Brano scelto.
↓

Cesare Medail Intervista Thich Nhat Hanh
Tratto da La Nonviolenza è in Cammino
Plum Village (Bordeaux). Dal poggio di fronte si profila il castello di Eleonora d'Aquitania dove nacque Riccardo Cuor di Leone; poco lontano la rocca medievale di Duras, dove nacque Marguerite, narratrice di storie d'amore e morte ambientate nell'Indocina coloniale, ora Vietnam; e per un gioco del destino un piccolo popolo vietnamita risale quelle colline in silenzioso corteo.
Avvolti nel saio marrone, visi lieti e assorti, praticano tra i vigneti bordolesi la "meditazione camminata". Li guida Thai (che sta per maestro), il monaco piu' anziano: a lui fanno capo quattro cascinali divenuti monasteri buddisti di tradizione zen, dove soggiornano molti laici, anche cristiani, in cerca di quiete. Thich Nhat Hanh, 77 anni, e' il capo spirituale in esilio della Chiesa buddista vietnamita (in patria sopravvive una sorta di buddismo di Stato).

↑

Materiale fornito.
↓

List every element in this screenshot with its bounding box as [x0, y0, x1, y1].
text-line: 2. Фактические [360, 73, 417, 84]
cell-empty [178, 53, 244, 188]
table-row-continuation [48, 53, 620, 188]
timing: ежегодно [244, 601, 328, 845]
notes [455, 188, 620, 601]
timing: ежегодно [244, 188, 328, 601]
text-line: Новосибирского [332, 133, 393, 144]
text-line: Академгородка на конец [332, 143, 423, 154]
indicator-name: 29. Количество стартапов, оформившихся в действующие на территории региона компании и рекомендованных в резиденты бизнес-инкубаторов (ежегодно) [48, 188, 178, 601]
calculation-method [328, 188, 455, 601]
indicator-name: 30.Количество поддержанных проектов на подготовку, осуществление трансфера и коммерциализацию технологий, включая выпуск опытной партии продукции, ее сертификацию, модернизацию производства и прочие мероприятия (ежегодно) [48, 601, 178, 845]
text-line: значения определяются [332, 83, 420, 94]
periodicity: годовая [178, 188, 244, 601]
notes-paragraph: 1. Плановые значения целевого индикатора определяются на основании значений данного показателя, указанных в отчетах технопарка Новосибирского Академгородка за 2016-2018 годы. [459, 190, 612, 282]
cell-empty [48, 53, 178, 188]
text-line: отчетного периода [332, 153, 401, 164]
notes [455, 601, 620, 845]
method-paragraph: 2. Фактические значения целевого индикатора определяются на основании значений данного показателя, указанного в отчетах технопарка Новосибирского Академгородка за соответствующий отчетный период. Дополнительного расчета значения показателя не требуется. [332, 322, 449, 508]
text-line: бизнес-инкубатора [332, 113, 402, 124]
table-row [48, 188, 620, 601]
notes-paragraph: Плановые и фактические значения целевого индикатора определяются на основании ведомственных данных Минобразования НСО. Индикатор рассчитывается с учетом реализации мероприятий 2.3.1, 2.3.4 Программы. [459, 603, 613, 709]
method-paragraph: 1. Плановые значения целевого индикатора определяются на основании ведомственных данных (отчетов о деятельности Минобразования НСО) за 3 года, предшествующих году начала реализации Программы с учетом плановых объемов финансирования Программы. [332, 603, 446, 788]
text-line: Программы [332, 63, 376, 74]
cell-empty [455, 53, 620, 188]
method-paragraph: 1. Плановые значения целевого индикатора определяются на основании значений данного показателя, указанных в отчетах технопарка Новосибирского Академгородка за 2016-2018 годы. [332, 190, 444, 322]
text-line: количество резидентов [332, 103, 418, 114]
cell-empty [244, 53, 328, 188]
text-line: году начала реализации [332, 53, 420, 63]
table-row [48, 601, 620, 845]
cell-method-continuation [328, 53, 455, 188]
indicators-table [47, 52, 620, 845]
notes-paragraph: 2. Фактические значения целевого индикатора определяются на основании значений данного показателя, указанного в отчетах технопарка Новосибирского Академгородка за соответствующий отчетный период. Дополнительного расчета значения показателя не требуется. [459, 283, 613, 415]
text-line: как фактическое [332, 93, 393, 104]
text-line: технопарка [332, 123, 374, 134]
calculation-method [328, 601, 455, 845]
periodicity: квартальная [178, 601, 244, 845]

↑

Consegne.
1. Per ciascuna affermazione indica se concorda con il brano, rispondendo sì o no e citando alla lettera le parole che lo decidono: (a) Thich Nhat Hanh ha 77 anni; (b) i monaci indossano un saio nero; (c) Riccardo Cuor di Leone nacque nella rocca di Duras.
2. Secondo il brano, che cosa vuol dire "Thai"?
3. Ripeti dal brano, parola per parola, il passo che va da "Cesare Medail Intervista" a "in silenzioso corteo.".
Le voci sono materiale a parte, separato dal brano.

Risposte all'esercizio.
1.
(a) Sì: "Thich Nhat Hanh, 77 anni".
(b) No: "Avvolti nel saio marrone".
(c) No: "il castello di Eleonora d'Aquitania dove nacque Riccardo Cuor di Leone".

2. Vuol dire "maestro".

3.
Cesare Medail Intervista Thich Nhat Hanh
Tratto da La Nonviolenza è in Cammino
Plum Village (Bordeaux). Dal poggio di fronte si profila il castello di Eleonora d'Aquitania dove nacque Riccardo Cuor di Leone; poco lontano la rocca medievale di Duras, dove nacque Marguerite, narratrice di storie d'amore e morte ambientate nell'Indocina coloniale, ora Vietnam; e per un gioco del destino un piccolo popolo vietnamita risale quelle colline in silenzioso corteo.